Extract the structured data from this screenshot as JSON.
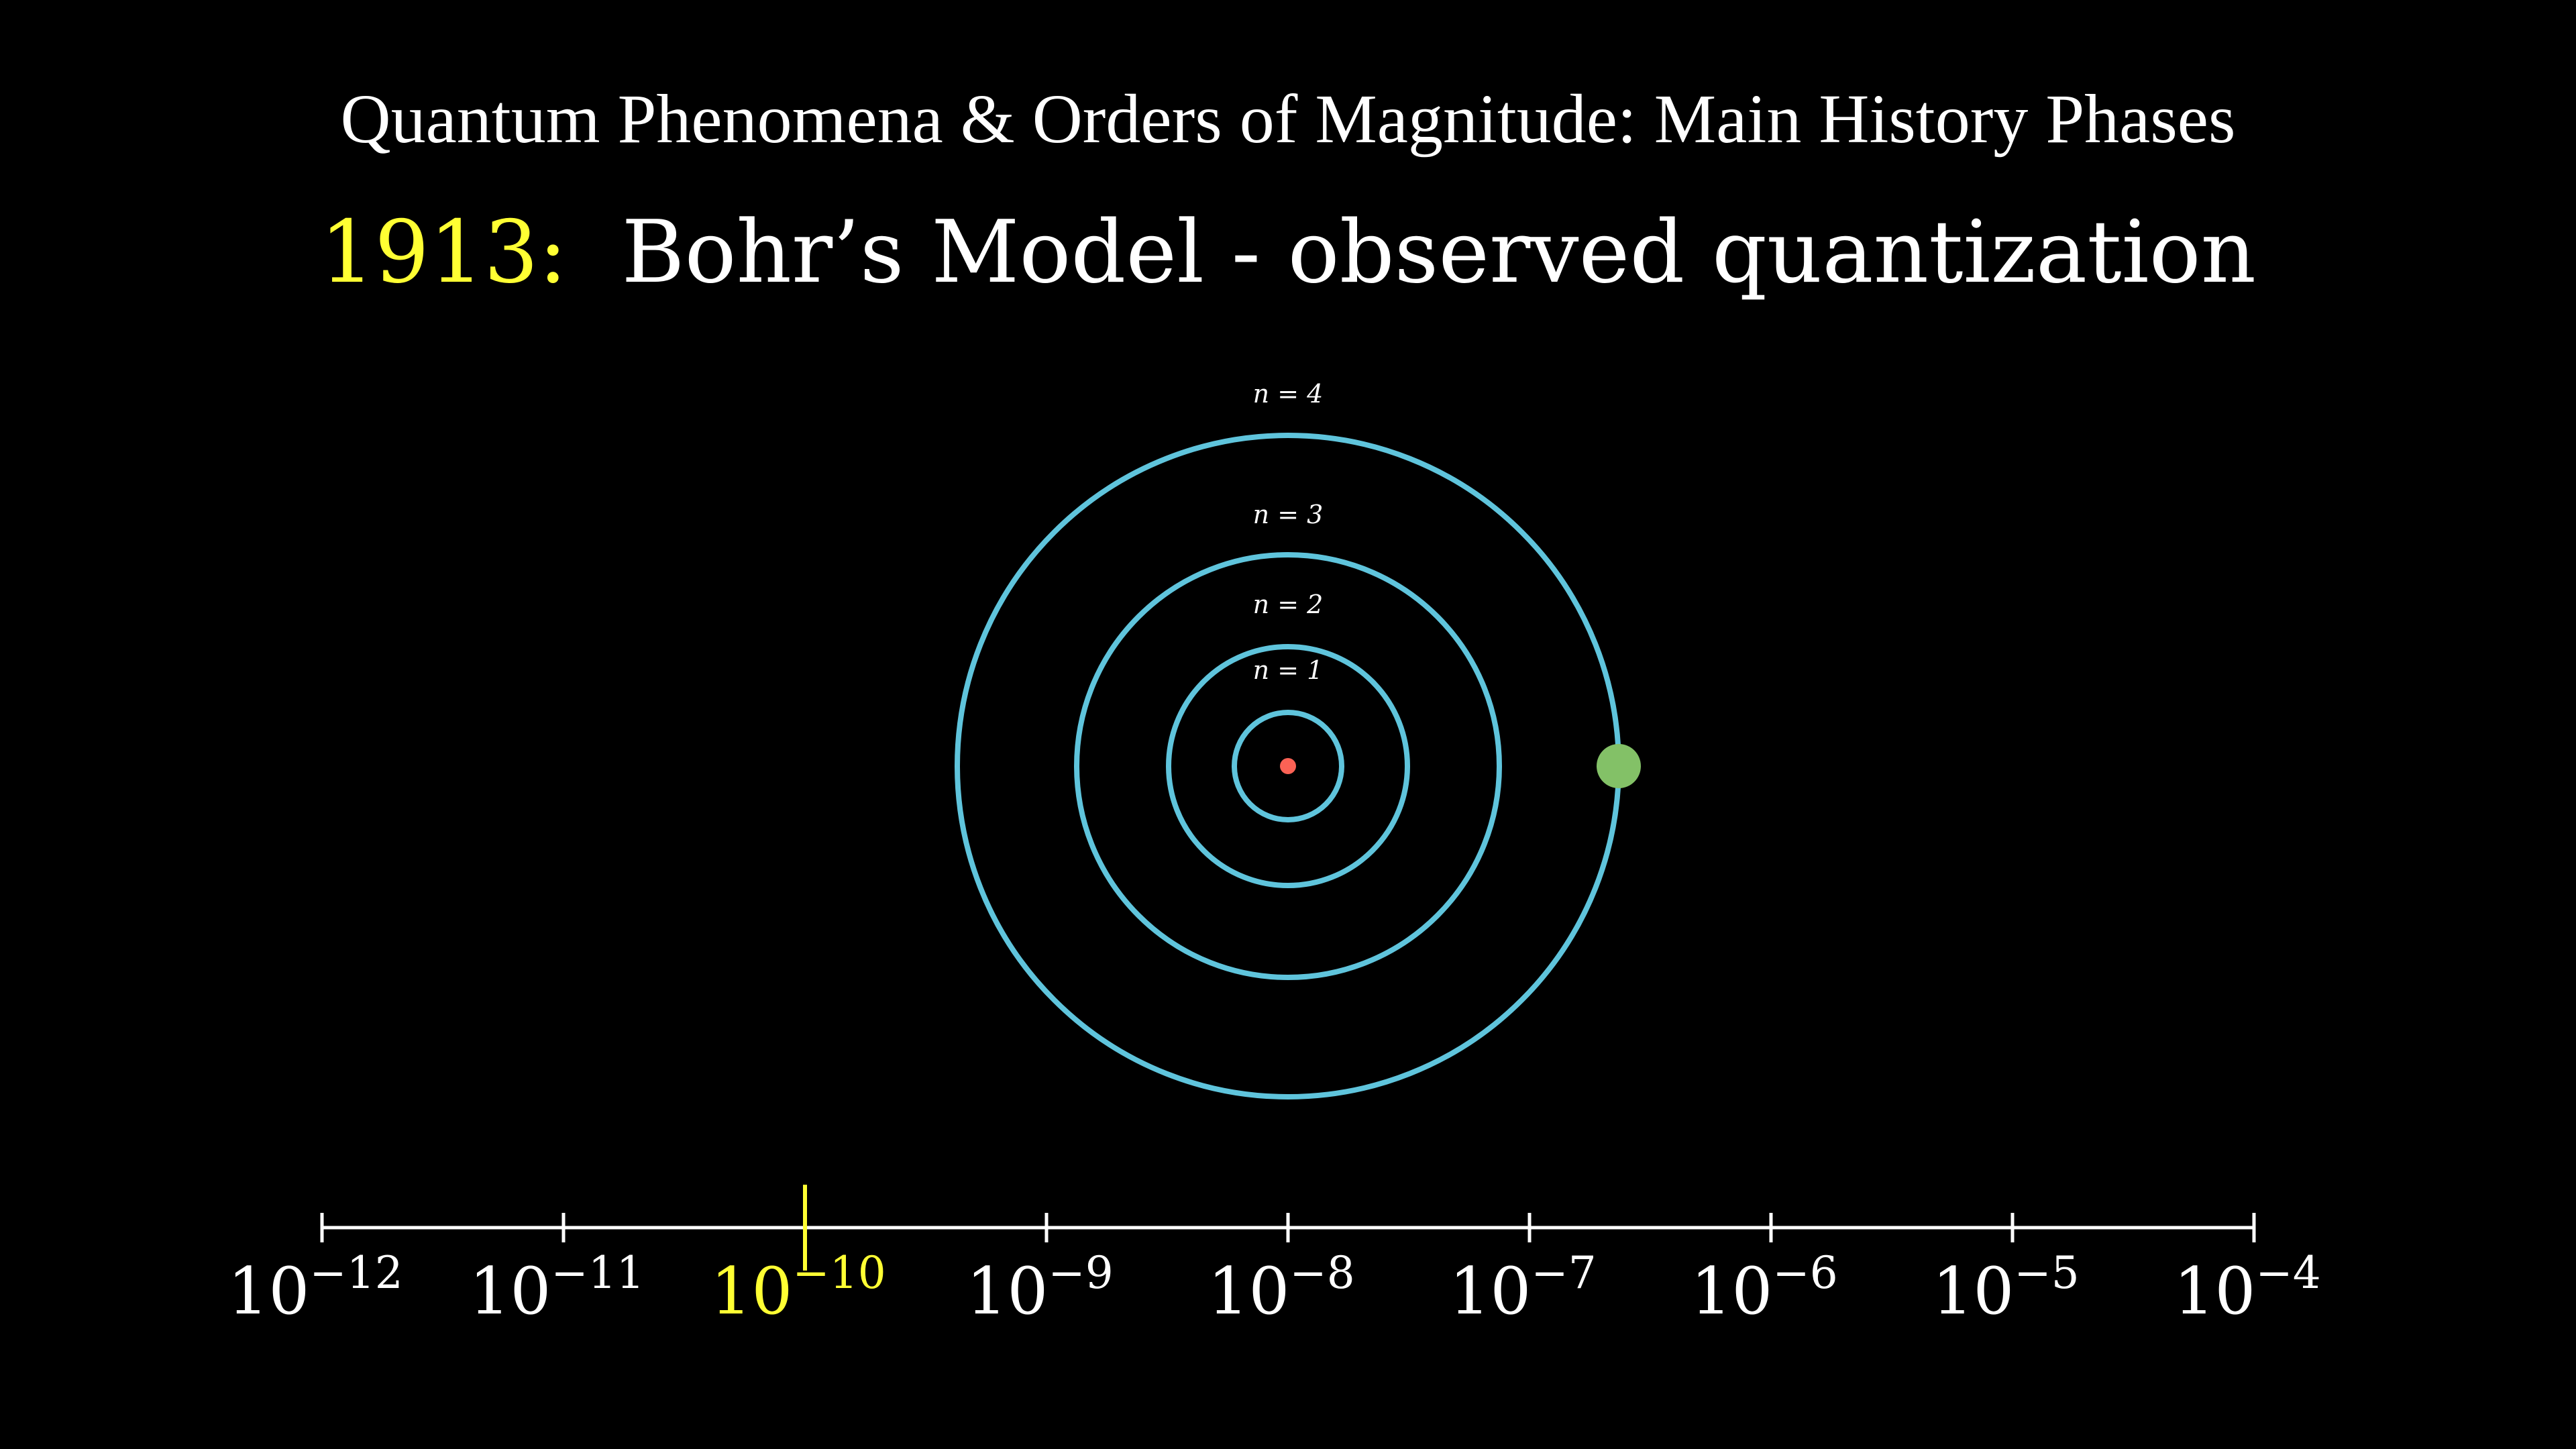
{
  "header": {
    "title": "Quantum Phenomena & Orders of Magnitude: Main History Phases",
    "year": "1913:",
    "subtitle": "Bohr’s Model - observed quantization"
  },
  "orbits": [
    {
      "n": 1,
      "label": "n = 1"
    },
    {
      "n": 2,
      "label": "n = 2"
    },
    {
      "n": 3,
      "label": "n = 3"
    },
    {
      "n": 4,
      "label": "n = 4"
    }
  ],
  "electron_on_orbit": 4,
  "scale": {
    "ticks": [
      {
        "exponent": -12,
        "base": "10",
        "sup": "−12"
      },
      {
        "exponent": -11,
        "base": "10",
        "sup": "−11"
      },
      {
        "exponent": -10,
        "base": "10",
        "sup": "−10"
      },
      {
        "exponent": -9,
        "base": "10",
        "sup": "−9"
      },
      {
        "exponent": -8,
        "base": "10",
        "sup": "−8"
      },
      {
        "exponent": -7,
        "base": "10",
        "sup": "−7"
      },
      {
        "exponent": -6,
        "base": "10",
        "sup": "−6"
      },
      {
        "exponent": -5,
        "base": "10",
        "sup": "−5"
      },
      {
        "exponent": -4,
        "base": "10",
        "sup": "−4"
      }
    ],
    "highlight_exponent": -10
  },
  "colors": {
    "background": "#000000",
    "text": "#ffffff",
    "highlight": "#ffff33",
    "orbit": "#5fc4dc",
    "nucleus": "#fc6255",
    "electron": "#83c167",
    "axis": "#ffffff"
  }
}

- Goal -
Omit the pictures and reproduce the listing exactly.

- Solved problem -
Extract the structured data from this screenshot as JSON.
{
  "header": {
    "title": "Quantum Phenomena & Orders of Magnitude: Main History Phases",
    "year": "1913:",
    "subtitle": "Bohr’s Model - observed quantization"
  },
  "orbits": [
    {
      "n": 1,
      "label": "n = 1"
    },
    {
      "n": 2,
      "label": "n = 2"
    },
    {
      "n": 3,
      "label": "n = 3"
    },
    {
      "n": 4,
      "label": "n = 4"
    }
  ],
  "electron_on_orbit": 4,
  "scale": {
    "ticks": [
      {
        "exponent": -12,
        "base": "10",
        "sup": "−12"
      },
      {
        "exponent": -11,
        "base": "10",
        "sup": "−11"
      },
      {
        "exponent": -10,
        "base": "10",
        "sup": "−10"
      },
      {
        "exponent": -9,
        "base": "10",
        "sup": "−9"
      },
      {
        "exponent": -8,
        "base": "10",
        "sup": "−8"
      },
      {
        "exponent": -7,
        "base": "10",
        "sup": "−7"
      },
      {
        "exponent": -6,
        "base": "10",
        "sup": "−6"
      },
      {
        "exponent": -5,
        "base": "10",
        "sup": "−5"
      },
      {
        "exponent": -4,
        "base": "10",
        "sup": "−4"
      }
    ],
    "highlight_exponent": -10
  },
  "colors": {
    "background": "#000000",
    "text": "#ffffff",
    "highlight": "#ffff33",
    "orbit": "#5fc4dc",
    "nucleus": "#fc6255",
    "electron": "#83c167",
    "axis": "#ffffff"
  }
}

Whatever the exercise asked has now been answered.